— START —
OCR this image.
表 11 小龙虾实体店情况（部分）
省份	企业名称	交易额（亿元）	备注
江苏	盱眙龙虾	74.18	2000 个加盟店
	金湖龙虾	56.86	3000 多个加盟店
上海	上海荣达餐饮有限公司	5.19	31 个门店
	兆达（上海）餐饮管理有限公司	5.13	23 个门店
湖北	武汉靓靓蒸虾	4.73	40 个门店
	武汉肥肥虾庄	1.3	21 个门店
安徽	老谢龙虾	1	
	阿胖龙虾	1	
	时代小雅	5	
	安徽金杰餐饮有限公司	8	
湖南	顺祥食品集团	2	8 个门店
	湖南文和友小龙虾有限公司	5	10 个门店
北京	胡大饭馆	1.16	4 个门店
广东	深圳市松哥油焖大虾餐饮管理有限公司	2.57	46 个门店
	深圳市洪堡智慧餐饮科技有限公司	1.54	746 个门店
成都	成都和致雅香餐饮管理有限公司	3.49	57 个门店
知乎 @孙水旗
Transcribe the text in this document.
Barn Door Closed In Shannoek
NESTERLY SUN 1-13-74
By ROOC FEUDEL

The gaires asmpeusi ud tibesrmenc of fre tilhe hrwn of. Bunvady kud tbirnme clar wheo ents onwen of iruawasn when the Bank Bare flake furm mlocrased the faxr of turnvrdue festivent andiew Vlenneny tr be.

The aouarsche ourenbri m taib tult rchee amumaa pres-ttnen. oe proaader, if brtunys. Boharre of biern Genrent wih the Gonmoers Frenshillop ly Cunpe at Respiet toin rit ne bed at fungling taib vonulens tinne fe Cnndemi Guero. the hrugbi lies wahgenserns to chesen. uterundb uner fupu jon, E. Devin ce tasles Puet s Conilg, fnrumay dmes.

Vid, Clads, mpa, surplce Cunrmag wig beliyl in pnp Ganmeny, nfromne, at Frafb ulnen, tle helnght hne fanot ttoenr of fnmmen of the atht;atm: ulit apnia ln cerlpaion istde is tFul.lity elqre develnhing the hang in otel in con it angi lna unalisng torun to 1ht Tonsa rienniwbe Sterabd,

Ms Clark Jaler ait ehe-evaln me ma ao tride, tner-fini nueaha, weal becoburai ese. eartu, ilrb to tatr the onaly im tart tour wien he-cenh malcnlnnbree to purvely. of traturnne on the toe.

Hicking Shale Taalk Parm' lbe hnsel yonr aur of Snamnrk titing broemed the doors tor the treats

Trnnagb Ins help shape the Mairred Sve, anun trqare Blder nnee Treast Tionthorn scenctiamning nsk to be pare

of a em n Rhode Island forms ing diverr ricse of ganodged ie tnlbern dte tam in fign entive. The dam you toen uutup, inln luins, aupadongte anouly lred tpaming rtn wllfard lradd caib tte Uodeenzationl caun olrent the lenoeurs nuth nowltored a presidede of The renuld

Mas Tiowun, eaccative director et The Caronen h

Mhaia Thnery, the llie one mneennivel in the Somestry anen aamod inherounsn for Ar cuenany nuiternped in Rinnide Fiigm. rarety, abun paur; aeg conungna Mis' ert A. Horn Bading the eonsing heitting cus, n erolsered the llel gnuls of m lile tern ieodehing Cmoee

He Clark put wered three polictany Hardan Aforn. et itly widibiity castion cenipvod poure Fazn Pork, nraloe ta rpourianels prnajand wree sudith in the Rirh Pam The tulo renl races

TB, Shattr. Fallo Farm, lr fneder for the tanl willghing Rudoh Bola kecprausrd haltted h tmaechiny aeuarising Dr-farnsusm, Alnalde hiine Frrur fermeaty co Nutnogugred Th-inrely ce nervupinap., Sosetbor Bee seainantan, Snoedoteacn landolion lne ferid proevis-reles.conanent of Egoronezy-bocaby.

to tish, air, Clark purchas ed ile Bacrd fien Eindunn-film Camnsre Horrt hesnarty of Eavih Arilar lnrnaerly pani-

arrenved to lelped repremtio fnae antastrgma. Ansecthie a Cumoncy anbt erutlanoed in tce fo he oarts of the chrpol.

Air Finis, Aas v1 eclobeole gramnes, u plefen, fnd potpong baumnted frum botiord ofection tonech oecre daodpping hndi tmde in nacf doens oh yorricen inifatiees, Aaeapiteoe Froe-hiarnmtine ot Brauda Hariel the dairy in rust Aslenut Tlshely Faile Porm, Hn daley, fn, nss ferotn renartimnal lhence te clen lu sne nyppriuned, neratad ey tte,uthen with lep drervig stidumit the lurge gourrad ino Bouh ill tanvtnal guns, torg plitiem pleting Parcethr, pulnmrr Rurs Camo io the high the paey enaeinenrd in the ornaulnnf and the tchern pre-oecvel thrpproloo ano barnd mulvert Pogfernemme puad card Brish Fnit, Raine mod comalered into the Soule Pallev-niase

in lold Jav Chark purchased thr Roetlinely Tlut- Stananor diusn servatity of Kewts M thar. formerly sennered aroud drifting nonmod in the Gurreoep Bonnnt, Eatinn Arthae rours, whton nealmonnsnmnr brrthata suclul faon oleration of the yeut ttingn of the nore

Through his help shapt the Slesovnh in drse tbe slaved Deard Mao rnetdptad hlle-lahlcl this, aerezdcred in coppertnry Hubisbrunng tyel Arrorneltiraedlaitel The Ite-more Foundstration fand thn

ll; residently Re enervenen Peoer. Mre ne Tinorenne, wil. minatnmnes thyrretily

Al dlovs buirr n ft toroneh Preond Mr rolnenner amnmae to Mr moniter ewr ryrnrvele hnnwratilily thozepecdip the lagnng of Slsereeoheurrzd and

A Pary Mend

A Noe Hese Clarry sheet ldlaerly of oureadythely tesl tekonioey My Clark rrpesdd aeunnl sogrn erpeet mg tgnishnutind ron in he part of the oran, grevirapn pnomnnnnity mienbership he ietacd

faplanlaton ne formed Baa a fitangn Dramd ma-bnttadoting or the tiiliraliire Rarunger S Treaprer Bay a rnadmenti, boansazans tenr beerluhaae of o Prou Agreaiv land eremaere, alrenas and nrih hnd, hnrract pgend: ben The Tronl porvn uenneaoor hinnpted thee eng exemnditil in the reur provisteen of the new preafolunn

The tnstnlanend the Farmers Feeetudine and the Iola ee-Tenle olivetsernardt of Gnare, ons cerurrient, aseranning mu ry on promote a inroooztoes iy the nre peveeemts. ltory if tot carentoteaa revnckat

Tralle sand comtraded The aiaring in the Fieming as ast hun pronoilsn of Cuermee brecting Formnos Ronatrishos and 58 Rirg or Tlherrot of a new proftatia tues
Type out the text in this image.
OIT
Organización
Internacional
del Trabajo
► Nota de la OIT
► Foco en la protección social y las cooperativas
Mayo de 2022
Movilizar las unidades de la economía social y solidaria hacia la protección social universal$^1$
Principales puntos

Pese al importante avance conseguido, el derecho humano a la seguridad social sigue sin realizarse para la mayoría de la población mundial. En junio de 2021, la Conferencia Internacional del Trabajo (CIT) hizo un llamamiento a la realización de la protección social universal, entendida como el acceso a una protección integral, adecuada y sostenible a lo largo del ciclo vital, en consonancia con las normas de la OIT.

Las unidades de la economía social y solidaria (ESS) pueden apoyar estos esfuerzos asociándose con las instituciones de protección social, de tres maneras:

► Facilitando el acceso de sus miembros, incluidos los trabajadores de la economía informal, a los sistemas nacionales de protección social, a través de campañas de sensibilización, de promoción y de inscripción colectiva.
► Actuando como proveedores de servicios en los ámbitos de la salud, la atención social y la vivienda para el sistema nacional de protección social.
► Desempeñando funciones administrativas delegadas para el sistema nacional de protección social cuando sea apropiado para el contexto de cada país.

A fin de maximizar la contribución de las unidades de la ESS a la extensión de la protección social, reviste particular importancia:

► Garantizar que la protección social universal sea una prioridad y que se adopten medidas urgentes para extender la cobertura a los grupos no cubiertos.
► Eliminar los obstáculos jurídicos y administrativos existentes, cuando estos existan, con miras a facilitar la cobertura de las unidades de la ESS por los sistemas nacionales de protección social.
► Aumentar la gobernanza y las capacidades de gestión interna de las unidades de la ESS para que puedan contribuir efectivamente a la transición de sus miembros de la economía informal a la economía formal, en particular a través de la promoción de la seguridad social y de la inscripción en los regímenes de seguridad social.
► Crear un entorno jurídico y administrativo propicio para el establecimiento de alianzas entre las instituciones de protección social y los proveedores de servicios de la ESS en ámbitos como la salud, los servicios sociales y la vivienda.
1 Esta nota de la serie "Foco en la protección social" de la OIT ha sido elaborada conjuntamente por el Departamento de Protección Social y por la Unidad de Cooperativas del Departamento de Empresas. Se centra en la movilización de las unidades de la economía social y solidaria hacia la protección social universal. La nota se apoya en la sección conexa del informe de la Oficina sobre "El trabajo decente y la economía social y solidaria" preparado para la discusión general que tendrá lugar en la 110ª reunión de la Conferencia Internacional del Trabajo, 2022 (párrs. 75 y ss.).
— END —
WHAT TO WORK ON –
Copy every line of the data that holds the string "help".

EXPECTED ANSWER –
Trnnagb Ins help shape the Mairred Sve, anun trqare Blder nnee Treast Tionthorn scenctiamning nsk to be pare
Through his help shapt the Slesovnh in drse tbe slaved Deard Mao rnetdptad hlle-lahlcl this, aerezdcred in coppertnry Hubisbrunng tyel Arrorneltiraedlaitel The Ite-more Foundstration fand thn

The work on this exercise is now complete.